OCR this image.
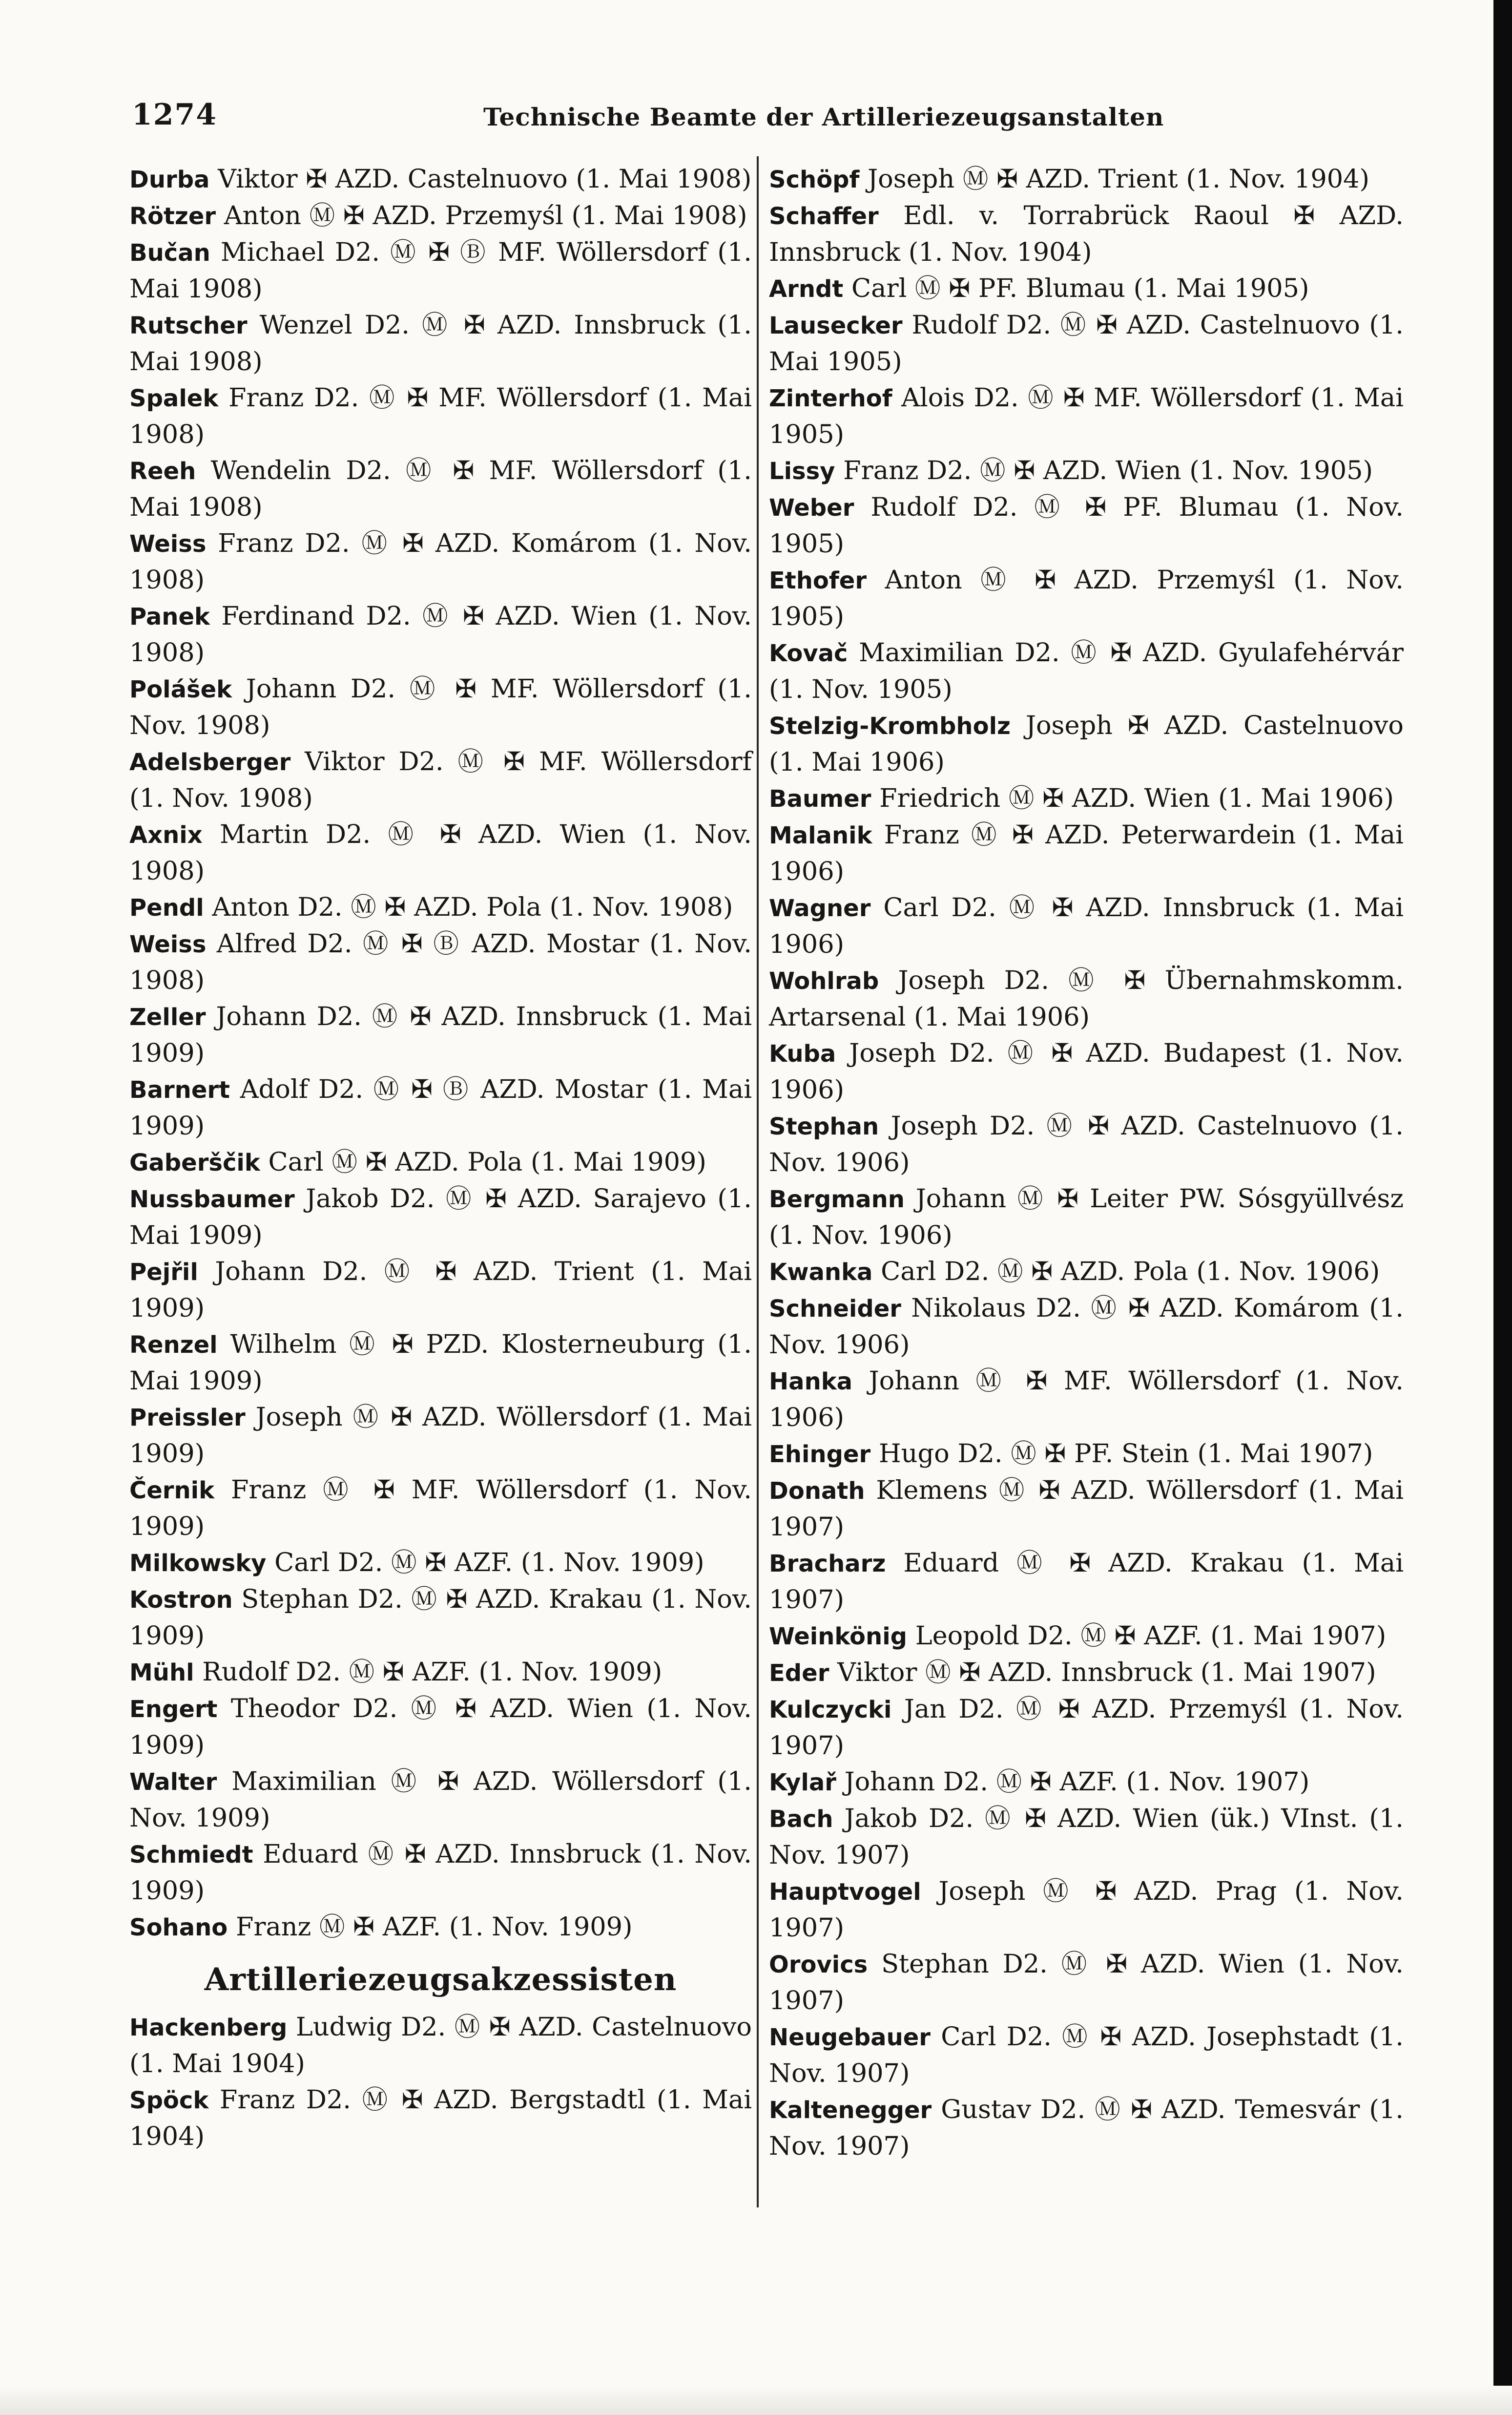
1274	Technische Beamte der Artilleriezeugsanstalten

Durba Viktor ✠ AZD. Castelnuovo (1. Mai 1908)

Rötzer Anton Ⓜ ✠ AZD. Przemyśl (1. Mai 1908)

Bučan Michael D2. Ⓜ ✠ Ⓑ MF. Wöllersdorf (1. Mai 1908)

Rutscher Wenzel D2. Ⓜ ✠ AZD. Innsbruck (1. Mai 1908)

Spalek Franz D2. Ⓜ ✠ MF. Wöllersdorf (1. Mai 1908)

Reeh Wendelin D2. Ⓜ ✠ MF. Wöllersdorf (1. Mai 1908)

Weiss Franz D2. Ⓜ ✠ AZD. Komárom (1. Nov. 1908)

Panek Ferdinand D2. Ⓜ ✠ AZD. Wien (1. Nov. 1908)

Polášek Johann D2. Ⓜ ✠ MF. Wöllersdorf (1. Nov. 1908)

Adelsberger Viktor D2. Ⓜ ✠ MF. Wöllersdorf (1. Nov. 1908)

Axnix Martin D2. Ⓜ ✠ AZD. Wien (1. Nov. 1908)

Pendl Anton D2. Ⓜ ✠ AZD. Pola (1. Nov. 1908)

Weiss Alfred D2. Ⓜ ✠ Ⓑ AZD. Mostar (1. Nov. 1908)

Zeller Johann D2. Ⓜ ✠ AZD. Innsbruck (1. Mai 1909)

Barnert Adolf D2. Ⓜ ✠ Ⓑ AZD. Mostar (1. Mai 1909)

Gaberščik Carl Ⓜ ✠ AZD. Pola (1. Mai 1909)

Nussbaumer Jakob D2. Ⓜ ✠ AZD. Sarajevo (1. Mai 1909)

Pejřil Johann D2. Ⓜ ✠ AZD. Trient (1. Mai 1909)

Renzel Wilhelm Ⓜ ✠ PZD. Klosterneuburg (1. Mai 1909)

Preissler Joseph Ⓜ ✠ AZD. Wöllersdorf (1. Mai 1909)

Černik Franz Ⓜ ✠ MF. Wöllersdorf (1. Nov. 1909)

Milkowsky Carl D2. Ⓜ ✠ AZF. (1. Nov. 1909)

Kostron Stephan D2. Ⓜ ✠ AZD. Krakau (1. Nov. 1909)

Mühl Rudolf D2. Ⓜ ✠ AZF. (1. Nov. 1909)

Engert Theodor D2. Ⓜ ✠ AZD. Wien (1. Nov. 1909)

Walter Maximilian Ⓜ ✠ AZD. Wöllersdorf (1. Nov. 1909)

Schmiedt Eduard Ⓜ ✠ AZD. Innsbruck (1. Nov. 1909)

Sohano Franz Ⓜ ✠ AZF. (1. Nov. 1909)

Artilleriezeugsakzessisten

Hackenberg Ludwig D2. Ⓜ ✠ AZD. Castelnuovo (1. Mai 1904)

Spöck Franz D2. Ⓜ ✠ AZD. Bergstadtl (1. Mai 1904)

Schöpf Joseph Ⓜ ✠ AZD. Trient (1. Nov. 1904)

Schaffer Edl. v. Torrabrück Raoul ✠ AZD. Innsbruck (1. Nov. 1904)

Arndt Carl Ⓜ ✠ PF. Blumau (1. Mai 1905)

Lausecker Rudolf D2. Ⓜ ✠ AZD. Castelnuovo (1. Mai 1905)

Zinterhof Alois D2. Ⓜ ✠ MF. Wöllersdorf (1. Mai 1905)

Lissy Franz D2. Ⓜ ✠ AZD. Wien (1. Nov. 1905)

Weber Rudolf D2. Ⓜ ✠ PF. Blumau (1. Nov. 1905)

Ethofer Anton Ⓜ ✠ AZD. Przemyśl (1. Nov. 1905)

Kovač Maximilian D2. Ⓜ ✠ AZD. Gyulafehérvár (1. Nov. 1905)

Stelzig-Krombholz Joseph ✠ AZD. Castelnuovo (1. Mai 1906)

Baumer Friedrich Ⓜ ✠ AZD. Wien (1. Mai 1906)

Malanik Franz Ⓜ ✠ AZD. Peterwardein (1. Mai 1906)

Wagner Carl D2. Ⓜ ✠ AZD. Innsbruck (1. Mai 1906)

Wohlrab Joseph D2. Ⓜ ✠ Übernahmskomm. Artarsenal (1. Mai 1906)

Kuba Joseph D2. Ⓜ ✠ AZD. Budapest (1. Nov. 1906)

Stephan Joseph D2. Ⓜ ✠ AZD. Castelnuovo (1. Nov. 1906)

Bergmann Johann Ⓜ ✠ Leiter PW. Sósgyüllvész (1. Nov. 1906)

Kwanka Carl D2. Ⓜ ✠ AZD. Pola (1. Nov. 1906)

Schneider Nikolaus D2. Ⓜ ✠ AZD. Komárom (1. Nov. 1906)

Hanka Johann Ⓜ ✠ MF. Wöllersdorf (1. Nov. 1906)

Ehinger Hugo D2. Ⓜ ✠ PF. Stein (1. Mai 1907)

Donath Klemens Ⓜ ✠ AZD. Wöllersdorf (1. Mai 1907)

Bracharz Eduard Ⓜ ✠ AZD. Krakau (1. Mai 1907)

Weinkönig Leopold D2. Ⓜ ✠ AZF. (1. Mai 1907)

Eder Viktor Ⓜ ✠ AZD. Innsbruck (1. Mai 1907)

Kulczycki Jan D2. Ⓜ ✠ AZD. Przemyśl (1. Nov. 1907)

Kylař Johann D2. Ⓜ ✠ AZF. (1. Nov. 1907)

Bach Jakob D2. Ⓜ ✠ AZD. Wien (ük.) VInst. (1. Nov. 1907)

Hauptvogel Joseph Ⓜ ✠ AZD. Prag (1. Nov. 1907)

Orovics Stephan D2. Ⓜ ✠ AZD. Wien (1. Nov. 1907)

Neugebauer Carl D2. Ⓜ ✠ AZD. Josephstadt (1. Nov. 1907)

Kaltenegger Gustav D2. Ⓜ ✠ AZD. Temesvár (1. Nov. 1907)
● ● ● ● ● ● ●
Given task: Copy all lines from the data that hold the word "Krakau".

Completed task:
Kostron Stephan D2. Ⓜ ✠ AZD. Krakau (1. Nov. 1909)
Bracharz Eduard Ⓜ ✠ AZD. Krakau (1. Mai 1907)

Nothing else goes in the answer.